PROBLEM REQUIREMENTS:
Which lines hold the word "dwóch"? Show each of them.

========================================================================

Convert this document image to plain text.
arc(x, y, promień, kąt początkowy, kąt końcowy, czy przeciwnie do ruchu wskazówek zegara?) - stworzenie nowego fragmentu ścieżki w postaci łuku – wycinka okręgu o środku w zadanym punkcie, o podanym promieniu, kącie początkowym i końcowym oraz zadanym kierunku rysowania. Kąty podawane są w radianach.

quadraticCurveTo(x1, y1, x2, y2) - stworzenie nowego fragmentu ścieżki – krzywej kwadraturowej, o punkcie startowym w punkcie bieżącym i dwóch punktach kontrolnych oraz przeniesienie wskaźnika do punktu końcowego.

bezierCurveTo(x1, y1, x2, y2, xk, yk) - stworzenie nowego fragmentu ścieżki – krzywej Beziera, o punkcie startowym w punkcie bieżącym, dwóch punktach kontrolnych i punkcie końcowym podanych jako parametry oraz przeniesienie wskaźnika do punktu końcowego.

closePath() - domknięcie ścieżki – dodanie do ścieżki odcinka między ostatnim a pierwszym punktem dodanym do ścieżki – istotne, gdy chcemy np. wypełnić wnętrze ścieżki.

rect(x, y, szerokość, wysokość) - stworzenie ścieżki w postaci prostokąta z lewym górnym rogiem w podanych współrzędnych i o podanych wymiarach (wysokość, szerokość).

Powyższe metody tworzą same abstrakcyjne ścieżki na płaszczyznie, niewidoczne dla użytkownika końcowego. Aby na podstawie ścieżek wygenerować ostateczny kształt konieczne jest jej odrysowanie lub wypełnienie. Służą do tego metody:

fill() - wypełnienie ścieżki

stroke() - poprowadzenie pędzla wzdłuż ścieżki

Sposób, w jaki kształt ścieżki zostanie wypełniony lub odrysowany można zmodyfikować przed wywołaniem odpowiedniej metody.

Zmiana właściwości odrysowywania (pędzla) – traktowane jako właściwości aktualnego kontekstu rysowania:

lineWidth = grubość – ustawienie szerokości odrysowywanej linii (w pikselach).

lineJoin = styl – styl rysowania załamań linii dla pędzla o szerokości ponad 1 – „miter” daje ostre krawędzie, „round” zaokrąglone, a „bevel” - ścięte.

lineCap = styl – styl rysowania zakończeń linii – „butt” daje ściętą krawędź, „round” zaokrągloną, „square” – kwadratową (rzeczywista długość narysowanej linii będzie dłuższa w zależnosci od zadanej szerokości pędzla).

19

========================================================================

RESPONSE TO THE TASK:
quadraticCurveTo(x1, y1, x2, y2) - stworzenie nowego fragmentu ścieżki – krzywej kwadraturowej, o punkcie startowym w punkcie bieżącym i dwóch punktach kontrolnych oraz przeniesienie wskaźnika do punktu końcowego.
bezierCurveTo(x1, y1, x2, y2, xk, yk) - stworzenie nowego fragmentu ścieżki – krzywej Beziera, o punkcie startowym w punkcie bieżącym, dwóch punktach kontrolnych i punkcie końcowym podanych jako parametry oraz przeniesienie wskaźnika do punktu końcowego.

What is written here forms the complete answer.